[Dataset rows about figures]
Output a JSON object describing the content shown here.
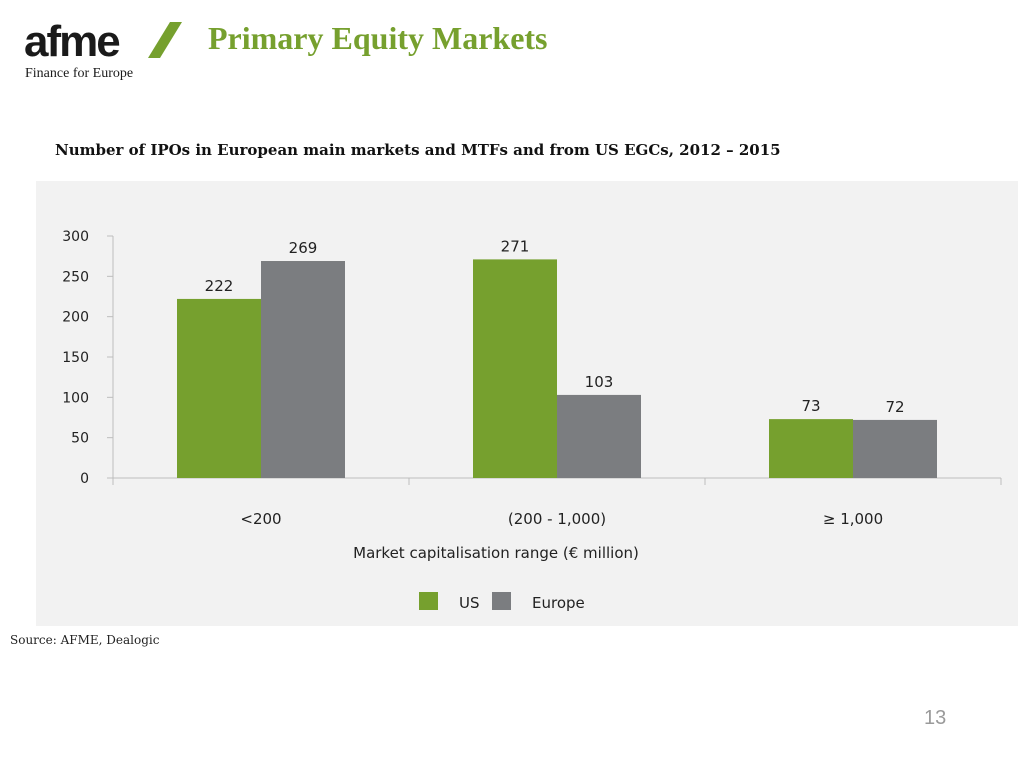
{
  "logo": {
    "wordmark": "afme",
    "tagline": "Finance for Europe",
    "colors": {
      "text": "#1a1a1a",
      "slash": "#76a02e"
    }
  },
  "header": {
    "title": "Primary Equity Markets"
  },
  "source": "Source: AFME, Dealogic",
  "page_number": "13",
  "colors": {
    "us": "#76a02e",
    "europe": "#7b7d80",
    "panel": "#f2f2f2",
    "title": "#76a02e"
  },
  "chart_data": {
    "type": "bar",
    "title": "Number of IPOs in European main markets and MTFs and from US EGCs, 2012 – 2015",
    "xlabel": "Market capitalisation range (€ million)",
    "ylabel": "",
    "categories": [
      "<200",
      "(200 - 1,000)",
      "≥ 1,000"
    ],
    "series": [
      {
        "name": "US",
        "values": [
          222,
          271,
          73
        ]
      },
      {
        "name": "Europe",
        "values": [
          269,
          103,
          72
        ]
      }
    ],
    "ylim": [
      0,
      300
    ],
    "yticks": [
      0,
      50,
      100,
      150,
      200,
      250,
      300
    ],
    "grid": false,
    "legend": "bottom-center",
    "data_labels": true
  }
}
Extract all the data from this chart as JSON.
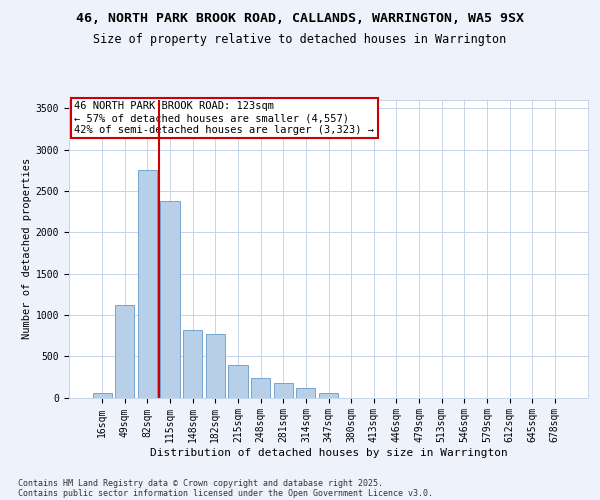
{
  "title1": "46, NORTH PARK BROOK ROAD, CALLANDS, WARRINGTON, WA5 9SX",
  "title2": "Size of property relative to detached houses in Warrington",
  "xlabel": "Distribution of detached houses by size in Warrington",
  "ylabel": "Number of detached properties",
  "categories": [
    "16sqm",
    "49sqm",
    "82sqm",
    "115sqm",
    "148sqm",
    "182sqm",
    "215sqm",
    "248sqm",
    "281sqm",
    "314sqm",
    "347sqm",
    "380sqm",
    "413sqm",
    "446sqm",
    "479sqm",
    "513sqm",
    "546sqm",
    "579sqm",
    "612sqm",
    "645sqm",
    "678sqm"
  ],
  "values": [
    55,
    1120,
    2750,
    2380,
    820,
    770,
    390,
    230,
    175,
    120,
    50,
    0,
    0,
    0,
    0,
    0,
    0,
    0,
    0,
    0,
    0
  ],
  "bar_color": "#b8cfe8",
  "bar_edge_color": "#6699cc",
  "vline_color": "#cc0000",
  "annotation_title": "46 NORTH PARK BROOK ROAD: 123sqm",
  "annotation_line1": "← 57% of detached houses are smaller (4,557)",
  "annotation_line2": "42% of semi-detached houses are larger (3,323) →",
  "annotation_box_facecolor": "#ffffff",
  "annotation_box_edgecolor": "#cc0000",
  "ylim": [
    0,
    3600
  ],
  "yticks": [
    0,
    500,
    1000,
    1500,
    2000,
    2500,
    3000,
    3500
  ],
  "footer1": "Contains HM Land Registry data © Crown copyright and database right 2025.",
  "footer2": "Contains public sector information licensed under the Open Government Licence v3.0.",
  "bg_color": "#eef2fb",
  "plot_bg_color": "#ffffff",
  "grid_color": "#c5d5e8",
  "title1_fontsize": 9.5,
  "title2_fontsize": 8.5,
  "ylabel_fontsize": 7.5,
  "xlabel_fontsize": 8,
  "tick_fontsize": 7,
  "footer_fontsize": 6,
  "annot_fontsize": 7.5
}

Task goal:
Each entry above should be reproduced exactly, with the pictures removed.

The completed task:
Output a JSON object describing the content shown here.
{
  "logo": {
    "wordmark": "afme",
    "tagline": "Finance for Europe",
    "colors": {
      "text": "#1a1a1a",
      "slash": "#76a02e"
    }
  },
  "header": {
    "title": "Primary Equity Markets"
  },
  "source": "Source: AFME, Dealogic",
  "page_number": "13",
  "colors": {
    "us": "#76a02e",
    "europe": "#7b7d80",
    "panel": "#f2f2f2",
    "title": "#76a02e"
  },
  "chart_data": {
    "type": "bar",
    "title": "Number of IPOs in European main markets and MTFs and from US EGCs, 2012 – 2015",
    "xlabel": "Market capitalisation range (€ million)",
    "ylabel": "",
    "categories": [
      "<200",
      "(200 - 1,000)",
      "≥ 1,000"
    ],
    "series": [
      {
        "name": "US",
        "values": [
          222,
          271,
          73
        ]
      },
      {
        "name": "Europe",
        "values": [
          269,
          103,
          72
        ]
      }
    ],
    "ylim": [
      0,
      300
    ],
    "yticks": [
      0,
      50,
      100,
      150,
      200,
      250,
      300
    ],
    "grid": false,
    "legend": "bottom-center",
    "data_labels": true
  }
}
Extract all the data from this chart as JSON.
{
  "title1": "46, NORTH PARK BROOK ROAD, CALLANDS, WARRINGTON, WA5 9SX",
  "title2": "Size of property relative to detached houses in Warrington",
  "xlabel": "Distribution of detached houses by size in Warrington",
  "ylabel": "Number of detached properties",
  "categories": [
    "16sqm",
    "49sqm",
    "82sqm",
    "115sqm",
    "148sqm",
    "182sqm",
    "215sqm",
    "248sqm",
    "281sqm",
    "314sqm",
    "347sqm",
    "380sqm",
    "413sqm",
    "446sqm",
    "479sqm",
    "513sqm",
    "546sqm",
    "579sqm",
    "612sqm",
    "645sqm",
    "678sqm"
  ],
  "values": [
    55,
    1120,
    2750,
    2380,
    820,
    770,
    390,
    230,
    175,
    120,
    50,
    0,
    0,
    0,
    0,
    0,
    0,
    0,
    0,
    0,
    0
  ],
  "bar_color": "#b8cfe8",
  "bar_edge_color": "#6699cc",
  "vline_color": "#cc0000",
  "annotation_title": "46 NORTH PARK BROOK ROAD: 123sqm",
  "annotation_line1": "← 57% of detached houses are smaller (4,557)",
  "annotation_line2": "42% of semi-detached houses are larger (3,323) →",
  "annotation_box_facecolor": "#ffffff",
  "annotation_box_edgecolor": "#cc0000",
  "ylim": [
    0,
    3600
  ],
  "yticks": [
    0,
    500,
    1000,
    1500,
    2000,
    2500,
    3000,
    3500
  ],
  "footer1": "Contains HM Land Registry data © Crown copyright and database right 2025.",
  "footer2": "Contains public sector information licensed under the Open Government Licence v3.0.",
  "bg_color": "#eef2fb",
  "plot_bg_color": "#ffffff",
  "grid_color": "#c5d5e8",
  "title1_fontsize": 9.5,
  "title2_fontsize": 8.5,
  "ylabel_fontsize": 7.5,
  "xlabel_fontsize": 8,
  "tick_fontsize": 7,
  "footer_fontsize": 6,
  "annot_fontsize": 7.5
}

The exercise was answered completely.